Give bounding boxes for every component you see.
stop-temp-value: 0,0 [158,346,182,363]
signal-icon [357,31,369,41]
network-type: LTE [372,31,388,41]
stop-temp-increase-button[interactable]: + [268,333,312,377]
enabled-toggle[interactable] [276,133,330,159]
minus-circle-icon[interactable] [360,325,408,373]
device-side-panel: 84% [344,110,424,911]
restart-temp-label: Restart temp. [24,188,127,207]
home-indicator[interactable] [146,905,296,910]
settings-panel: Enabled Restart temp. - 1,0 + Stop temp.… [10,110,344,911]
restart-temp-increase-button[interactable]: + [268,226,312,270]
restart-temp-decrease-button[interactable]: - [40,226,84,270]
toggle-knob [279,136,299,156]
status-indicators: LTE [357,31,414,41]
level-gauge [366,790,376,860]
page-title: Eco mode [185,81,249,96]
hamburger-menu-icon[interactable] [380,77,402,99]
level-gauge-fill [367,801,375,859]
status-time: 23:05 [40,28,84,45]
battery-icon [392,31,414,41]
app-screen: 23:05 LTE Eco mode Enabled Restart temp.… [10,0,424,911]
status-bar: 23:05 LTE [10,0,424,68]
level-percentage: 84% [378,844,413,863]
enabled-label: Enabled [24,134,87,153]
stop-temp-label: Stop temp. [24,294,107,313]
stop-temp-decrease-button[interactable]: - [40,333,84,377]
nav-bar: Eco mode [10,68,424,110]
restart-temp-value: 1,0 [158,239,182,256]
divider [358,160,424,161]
....................
_GIVEN EXERCISE_
Give the lines from the start of the records through the line containing "device-side-panel: 84% [344,110,424,911]" as a Markdown table with the columns Row and Line, leaving out any blank lines.

_FINISHED TASK_
| Row | Line |
|---|---|
| 1 | Give bounding boxes for every component you see. |
| 2 | stop-temp-value: 0,0 [158,346,182,363] |
| 3 | signal-icon [357,31,369,41] |
| 4 | network-type: LTE [372,31,388,41] |
| 5 | stop-temp-increase-button[interactable]: + [268,333,312,377] |
| 6 | enabled-toggle[interactable] [276,133,330,159] |
| 7 | minus-circle-icon[interactable] [360,325,408,373] |
| 8 | device-side-panel: 84% [344,110,424,911] |